Raw records

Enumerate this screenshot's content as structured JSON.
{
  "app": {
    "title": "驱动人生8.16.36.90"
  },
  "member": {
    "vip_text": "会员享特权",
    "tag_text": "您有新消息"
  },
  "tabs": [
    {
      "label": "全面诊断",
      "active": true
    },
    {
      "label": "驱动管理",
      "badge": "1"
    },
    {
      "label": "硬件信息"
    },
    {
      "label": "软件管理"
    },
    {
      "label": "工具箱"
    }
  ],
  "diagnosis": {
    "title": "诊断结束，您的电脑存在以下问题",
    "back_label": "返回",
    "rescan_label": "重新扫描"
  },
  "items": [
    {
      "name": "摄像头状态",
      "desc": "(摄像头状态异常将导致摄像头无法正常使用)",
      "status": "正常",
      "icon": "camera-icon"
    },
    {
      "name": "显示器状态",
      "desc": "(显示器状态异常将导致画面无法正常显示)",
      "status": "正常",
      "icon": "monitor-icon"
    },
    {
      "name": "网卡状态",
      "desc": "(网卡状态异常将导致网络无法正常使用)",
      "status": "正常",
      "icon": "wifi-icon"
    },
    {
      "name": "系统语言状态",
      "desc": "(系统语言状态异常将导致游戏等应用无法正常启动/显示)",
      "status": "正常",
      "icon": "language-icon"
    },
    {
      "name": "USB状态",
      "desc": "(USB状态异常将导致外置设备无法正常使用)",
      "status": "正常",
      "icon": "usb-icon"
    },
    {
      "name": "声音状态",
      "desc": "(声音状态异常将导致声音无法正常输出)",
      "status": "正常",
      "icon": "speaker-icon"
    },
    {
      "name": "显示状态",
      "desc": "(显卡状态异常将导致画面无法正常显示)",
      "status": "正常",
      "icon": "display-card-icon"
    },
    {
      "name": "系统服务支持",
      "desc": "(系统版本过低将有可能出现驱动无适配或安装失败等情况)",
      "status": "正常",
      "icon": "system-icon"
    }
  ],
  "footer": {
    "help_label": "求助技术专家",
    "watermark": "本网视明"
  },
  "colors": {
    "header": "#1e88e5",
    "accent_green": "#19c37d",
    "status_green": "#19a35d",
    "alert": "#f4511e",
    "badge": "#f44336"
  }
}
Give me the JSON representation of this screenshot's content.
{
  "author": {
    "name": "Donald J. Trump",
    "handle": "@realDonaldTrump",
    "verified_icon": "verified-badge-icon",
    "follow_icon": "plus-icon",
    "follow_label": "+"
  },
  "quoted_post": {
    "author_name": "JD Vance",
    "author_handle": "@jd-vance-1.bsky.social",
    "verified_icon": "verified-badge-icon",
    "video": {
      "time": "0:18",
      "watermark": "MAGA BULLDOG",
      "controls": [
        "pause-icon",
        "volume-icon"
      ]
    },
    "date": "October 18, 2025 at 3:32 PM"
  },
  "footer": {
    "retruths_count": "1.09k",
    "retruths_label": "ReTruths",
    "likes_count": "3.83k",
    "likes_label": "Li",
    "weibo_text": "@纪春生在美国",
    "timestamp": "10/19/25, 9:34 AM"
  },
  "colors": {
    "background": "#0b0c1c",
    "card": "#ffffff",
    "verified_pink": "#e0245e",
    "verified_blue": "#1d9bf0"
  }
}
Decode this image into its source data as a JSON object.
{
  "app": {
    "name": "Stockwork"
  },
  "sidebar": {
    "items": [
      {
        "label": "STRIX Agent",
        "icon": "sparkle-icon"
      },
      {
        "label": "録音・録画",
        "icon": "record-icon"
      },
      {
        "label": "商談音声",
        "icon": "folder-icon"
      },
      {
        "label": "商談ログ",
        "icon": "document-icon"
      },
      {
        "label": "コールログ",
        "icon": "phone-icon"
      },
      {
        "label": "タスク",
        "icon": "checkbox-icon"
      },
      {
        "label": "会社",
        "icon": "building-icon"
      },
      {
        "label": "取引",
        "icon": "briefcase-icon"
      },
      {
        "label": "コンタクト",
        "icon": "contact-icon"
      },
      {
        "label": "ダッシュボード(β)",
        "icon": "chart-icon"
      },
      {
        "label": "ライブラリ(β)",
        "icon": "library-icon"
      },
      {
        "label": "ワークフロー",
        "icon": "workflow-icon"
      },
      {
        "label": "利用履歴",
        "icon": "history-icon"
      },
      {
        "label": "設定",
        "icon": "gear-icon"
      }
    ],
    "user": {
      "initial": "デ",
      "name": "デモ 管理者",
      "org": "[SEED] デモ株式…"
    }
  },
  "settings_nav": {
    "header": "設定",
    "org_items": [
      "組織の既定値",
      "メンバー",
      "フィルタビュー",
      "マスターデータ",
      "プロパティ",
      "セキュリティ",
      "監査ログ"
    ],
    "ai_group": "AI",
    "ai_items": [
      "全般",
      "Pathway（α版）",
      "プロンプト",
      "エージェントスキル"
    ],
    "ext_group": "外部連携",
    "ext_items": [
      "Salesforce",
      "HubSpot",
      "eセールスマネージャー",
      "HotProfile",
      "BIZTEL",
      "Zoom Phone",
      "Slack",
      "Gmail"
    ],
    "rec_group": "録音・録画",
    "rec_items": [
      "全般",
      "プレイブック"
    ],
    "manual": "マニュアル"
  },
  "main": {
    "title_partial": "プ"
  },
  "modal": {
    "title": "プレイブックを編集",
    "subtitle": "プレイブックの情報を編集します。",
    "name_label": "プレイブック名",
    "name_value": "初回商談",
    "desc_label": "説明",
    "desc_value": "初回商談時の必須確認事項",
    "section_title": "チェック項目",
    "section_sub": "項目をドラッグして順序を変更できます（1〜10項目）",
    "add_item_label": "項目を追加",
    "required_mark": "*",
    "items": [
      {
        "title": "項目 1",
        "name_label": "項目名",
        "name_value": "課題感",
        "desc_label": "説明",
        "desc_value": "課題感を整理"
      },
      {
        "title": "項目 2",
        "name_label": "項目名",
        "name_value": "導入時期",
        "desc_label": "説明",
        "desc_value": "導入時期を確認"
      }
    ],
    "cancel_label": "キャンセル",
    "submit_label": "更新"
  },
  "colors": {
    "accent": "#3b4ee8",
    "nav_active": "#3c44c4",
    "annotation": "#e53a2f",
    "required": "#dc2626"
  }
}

> [Exercise]: Go through the entries above and copy every line containing "badge".

> [Complete output]:
      "badge": "1"
    "badge": "#f44336"
    "verified_icon": "verified-badge-icon",
    "verified_icon": "verified-badge-icon",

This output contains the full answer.